[Input records]:

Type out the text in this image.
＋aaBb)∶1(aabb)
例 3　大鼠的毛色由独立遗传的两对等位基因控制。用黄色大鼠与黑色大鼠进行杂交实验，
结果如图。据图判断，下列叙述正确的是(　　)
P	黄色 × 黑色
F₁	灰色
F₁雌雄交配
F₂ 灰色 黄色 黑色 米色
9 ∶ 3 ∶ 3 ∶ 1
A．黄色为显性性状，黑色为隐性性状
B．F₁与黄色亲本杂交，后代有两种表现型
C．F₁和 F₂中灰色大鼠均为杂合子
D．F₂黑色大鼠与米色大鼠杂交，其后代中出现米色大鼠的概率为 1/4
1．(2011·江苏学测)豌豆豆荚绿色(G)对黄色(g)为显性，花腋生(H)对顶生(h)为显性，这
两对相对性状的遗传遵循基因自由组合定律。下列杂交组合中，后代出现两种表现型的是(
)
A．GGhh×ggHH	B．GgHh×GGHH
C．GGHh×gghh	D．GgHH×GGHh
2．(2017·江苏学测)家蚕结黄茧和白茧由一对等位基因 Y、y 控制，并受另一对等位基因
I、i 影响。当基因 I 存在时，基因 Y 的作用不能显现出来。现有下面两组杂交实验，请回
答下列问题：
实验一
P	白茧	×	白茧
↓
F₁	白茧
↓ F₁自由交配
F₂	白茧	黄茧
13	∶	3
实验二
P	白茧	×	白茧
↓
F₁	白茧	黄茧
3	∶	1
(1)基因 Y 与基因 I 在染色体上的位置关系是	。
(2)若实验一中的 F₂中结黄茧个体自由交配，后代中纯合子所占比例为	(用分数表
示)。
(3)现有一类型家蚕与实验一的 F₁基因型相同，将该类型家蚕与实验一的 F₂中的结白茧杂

[Written instruction]:
Repeat every record, keeping each word and mark exactly as it is.

[Answer to this exercise]:
Type out the text in this image.
＋aaBb)∶1(aabb)
例 3　大鼠的毛色由独立遗传的两对等位基因控制。用黄色大鼠与黑色大鼠进行杂交实验，
结果如图。据图判断，下列叙述正确的是(　　)
P	黄色 × 黑色
F₁	灰色
F₁雌雄交配
F₂ 灰色 黄色 黑色 米色
9 ∶ 3 ∶ 3 ∶ 1
A．黄色为显性性状，黑色为隐性性状
B．F₁与黄色亲本杂交，后代有两种表现型
C．F₁和 F₂中灰色大鼠均为杂合子
D．F₂黑色大鼠与米色大鼠杂交，其后代中出现米色大鼠的概率为 1/4
1．(2011·江苏学测)豌豆豆荚绿色(G)对黄色(g)为显性，花腋生(H)对顶生(h)为显性，这
两对相对性状的遗传遵循基因自由组合定律。下列杂交组合中，后代出现两种表现型的是(
)
A．GGhh×ggHH	B．GgHh×GGHH
C．GGHh×gghh	D．GgHH×GGHh
2．(2017·江苏学测)家蚕结黄茧和白茧由一对等位基因 Y、y 控制，并受另一对等位基因
I、i 影响。当基因 I 存在时，基因 Y 的作用不能显现出来。现有下面两组杂交实验，请回
答下列问题：
实验一
P	白茧	×	白茧
↓
F₁	白茧
↓ F₁自由交配
F₂	白茧	黄茧
13	∶	3
实验二
P	白茧	×	白茧
↓
F₁	白茧	黄茧
3	∶	1
(1)基因 Y 与基因 I 在染色体上的位置关系是	。
(2)若实验一中的 F₂中结黄茧个体自由交配，后代中纯合子所占比例为	(用分数表
示)。
(3)现有一类型家蚕与实验一的 F₁基因型相同，将该类型家蚕与实验一的 F₂中的结白茧杂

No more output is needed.